=== YOUR INSTRUCTIONS ===
Pick out the lines in the listing below that contain the word "JSON" and copy them.

****************

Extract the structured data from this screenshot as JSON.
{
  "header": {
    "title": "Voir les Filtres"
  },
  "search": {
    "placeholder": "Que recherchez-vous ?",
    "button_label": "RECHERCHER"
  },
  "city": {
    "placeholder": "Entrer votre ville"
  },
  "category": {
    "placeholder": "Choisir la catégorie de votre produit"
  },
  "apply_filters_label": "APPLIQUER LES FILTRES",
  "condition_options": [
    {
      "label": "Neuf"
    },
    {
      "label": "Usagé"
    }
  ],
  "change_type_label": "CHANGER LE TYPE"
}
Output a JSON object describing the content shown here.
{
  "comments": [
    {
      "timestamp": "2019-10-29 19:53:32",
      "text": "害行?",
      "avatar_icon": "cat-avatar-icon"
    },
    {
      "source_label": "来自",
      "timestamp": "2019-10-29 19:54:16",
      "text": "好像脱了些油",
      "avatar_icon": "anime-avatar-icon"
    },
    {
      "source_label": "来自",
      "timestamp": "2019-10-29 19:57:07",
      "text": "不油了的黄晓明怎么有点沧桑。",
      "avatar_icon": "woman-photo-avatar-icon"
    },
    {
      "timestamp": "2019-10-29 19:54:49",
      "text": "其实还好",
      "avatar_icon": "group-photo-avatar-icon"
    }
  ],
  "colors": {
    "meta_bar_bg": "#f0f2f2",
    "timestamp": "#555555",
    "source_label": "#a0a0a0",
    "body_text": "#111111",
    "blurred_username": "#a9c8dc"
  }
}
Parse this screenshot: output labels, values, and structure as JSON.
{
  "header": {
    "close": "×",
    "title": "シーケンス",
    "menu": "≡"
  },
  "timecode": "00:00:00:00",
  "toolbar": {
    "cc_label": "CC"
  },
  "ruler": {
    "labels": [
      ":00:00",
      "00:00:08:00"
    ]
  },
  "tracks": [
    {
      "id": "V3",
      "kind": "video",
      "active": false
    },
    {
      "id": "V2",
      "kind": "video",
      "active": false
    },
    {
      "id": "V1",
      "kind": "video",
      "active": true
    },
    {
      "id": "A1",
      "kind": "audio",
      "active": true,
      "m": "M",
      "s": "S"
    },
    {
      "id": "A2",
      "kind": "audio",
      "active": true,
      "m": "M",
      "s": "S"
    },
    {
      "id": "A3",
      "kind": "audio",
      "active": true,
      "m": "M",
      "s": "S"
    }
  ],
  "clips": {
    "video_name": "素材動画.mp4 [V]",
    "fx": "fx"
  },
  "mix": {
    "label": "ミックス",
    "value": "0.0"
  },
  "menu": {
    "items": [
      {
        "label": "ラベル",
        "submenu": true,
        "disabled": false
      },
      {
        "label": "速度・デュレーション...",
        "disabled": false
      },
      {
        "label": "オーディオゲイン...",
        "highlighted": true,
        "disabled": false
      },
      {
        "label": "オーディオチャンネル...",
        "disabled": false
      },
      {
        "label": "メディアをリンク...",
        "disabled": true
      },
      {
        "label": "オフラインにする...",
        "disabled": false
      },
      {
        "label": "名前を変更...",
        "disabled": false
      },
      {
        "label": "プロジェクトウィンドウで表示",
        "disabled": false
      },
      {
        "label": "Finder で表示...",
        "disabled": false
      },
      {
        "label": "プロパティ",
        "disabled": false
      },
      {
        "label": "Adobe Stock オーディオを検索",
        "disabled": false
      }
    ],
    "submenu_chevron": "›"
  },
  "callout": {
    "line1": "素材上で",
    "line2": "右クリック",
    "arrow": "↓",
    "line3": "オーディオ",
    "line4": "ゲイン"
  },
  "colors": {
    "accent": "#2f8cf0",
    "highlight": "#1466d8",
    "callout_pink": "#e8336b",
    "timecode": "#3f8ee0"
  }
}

****************

=== COMPLETED TASK ===
Extract the structured data from this screenshot as JSON.
Output a JSON object describing the content shown here.
Parse this screenshot: output labels, values, and structure as JSON.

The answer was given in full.